> **Problem details**: Only the number is wanted: tally the lines below that contain the word "title".

> **Dataset entries**:
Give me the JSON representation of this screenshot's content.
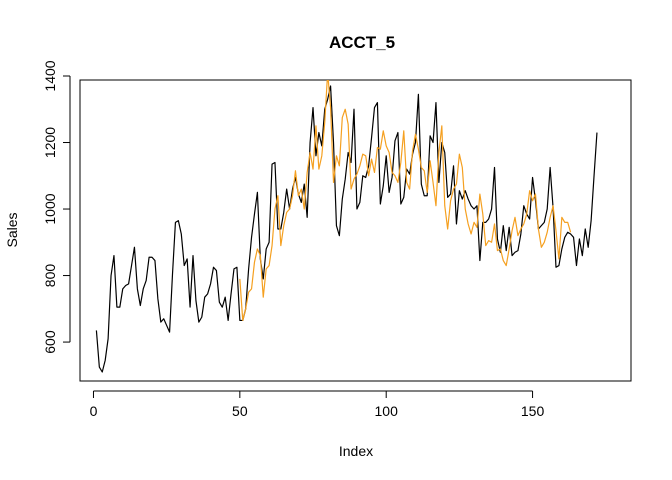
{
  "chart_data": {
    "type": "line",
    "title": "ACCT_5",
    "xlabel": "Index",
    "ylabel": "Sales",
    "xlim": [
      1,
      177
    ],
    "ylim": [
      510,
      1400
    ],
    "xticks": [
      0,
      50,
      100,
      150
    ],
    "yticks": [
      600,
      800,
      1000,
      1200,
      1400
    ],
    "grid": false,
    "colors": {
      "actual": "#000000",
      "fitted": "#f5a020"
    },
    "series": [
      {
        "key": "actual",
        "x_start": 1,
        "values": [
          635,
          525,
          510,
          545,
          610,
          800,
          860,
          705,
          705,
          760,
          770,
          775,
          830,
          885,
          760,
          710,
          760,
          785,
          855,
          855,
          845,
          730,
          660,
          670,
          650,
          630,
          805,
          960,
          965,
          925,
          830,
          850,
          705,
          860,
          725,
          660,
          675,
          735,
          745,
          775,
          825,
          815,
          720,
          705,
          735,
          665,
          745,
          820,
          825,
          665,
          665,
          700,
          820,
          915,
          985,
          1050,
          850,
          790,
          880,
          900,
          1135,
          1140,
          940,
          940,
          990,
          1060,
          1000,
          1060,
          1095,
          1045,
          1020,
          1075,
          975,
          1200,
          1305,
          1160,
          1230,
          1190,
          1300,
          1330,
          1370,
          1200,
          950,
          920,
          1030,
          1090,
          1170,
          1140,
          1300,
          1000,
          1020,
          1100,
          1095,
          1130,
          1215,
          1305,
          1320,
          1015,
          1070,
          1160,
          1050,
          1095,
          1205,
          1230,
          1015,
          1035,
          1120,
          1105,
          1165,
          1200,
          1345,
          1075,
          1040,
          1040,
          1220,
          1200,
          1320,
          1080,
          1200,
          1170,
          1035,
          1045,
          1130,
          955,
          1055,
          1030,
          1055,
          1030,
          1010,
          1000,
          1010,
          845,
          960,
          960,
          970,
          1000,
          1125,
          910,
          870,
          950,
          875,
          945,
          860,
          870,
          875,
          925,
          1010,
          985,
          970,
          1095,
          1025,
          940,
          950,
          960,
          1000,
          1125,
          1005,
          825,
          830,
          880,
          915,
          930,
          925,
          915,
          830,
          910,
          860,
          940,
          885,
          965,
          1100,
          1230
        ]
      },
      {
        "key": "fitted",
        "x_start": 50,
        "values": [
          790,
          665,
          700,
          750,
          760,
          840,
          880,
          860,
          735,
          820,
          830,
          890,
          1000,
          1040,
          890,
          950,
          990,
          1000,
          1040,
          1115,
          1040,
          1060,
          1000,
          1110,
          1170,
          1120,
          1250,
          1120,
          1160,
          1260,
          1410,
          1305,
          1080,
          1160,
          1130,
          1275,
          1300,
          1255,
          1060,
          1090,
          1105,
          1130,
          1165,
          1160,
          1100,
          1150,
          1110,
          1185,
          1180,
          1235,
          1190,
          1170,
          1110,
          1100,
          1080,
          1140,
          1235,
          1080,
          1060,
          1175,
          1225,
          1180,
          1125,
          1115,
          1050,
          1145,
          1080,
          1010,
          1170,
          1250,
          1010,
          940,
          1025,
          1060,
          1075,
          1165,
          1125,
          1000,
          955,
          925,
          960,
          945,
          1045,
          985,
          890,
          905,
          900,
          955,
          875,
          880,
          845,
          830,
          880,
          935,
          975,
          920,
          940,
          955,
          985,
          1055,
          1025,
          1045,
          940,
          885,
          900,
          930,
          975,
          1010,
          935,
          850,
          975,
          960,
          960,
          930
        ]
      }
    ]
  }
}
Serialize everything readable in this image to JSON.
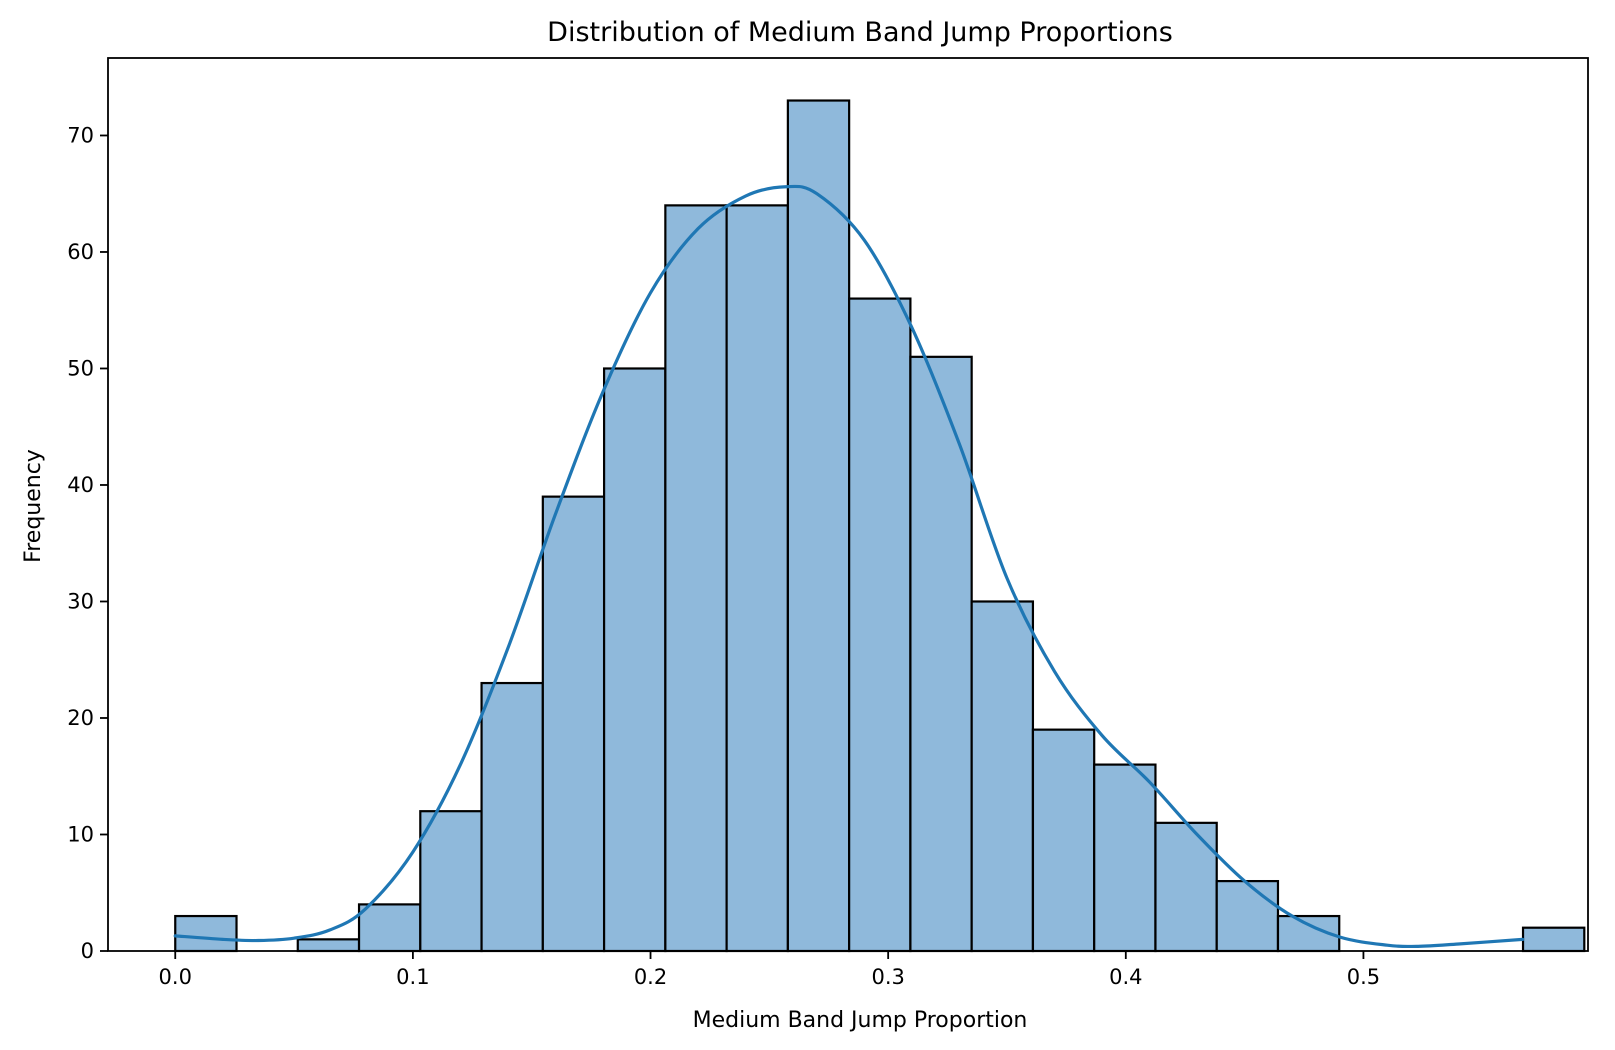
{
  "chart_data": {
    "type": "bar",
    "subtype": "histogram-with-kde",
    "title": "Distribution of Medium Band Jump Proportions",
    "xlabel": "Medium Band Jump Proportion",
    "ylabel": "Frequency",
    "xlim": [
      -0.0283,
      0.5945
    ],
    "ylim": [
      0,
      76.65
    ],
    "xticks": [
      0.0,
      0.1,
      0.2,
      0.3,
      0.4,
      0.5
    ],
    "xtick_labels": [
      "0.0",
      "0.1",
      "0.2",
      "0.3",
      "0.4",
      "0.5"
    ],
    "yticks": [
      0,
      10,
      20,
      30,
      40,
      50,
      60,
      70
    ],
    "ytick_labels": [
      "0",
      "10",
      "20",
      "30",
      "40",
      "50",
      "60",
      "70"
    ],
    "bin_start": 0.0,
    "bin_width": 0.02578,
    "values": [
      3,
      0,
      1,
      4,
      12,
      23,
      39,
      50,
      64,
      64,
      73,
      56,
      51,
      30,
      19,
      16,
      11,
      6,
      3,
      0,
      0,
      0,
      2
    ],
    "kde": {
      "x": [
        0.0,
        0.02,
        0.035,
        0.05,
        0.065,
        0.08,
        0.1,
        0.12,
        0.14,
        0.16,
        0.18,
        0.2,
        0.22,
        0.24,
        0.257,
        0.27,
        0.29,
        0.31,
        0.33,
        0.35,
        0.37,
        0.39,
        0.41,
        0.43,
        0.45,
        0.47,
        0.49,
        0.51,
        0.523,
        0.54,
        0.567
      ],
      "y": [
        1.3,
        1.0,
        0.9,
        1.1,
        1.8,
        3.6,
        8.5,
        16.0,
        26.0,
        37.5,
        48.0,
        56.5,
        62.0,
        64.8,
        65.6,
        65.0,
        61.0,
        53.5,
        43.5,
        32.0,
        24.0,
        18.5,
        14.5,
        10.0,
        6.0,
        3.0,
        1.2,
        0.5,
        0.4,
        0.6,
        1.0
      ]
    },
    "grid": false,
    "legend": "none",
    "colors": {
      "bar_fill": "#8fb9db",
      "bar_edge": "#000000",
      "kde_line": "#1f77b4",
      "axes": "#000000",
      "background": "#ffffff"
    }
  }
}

> **Task response**: 2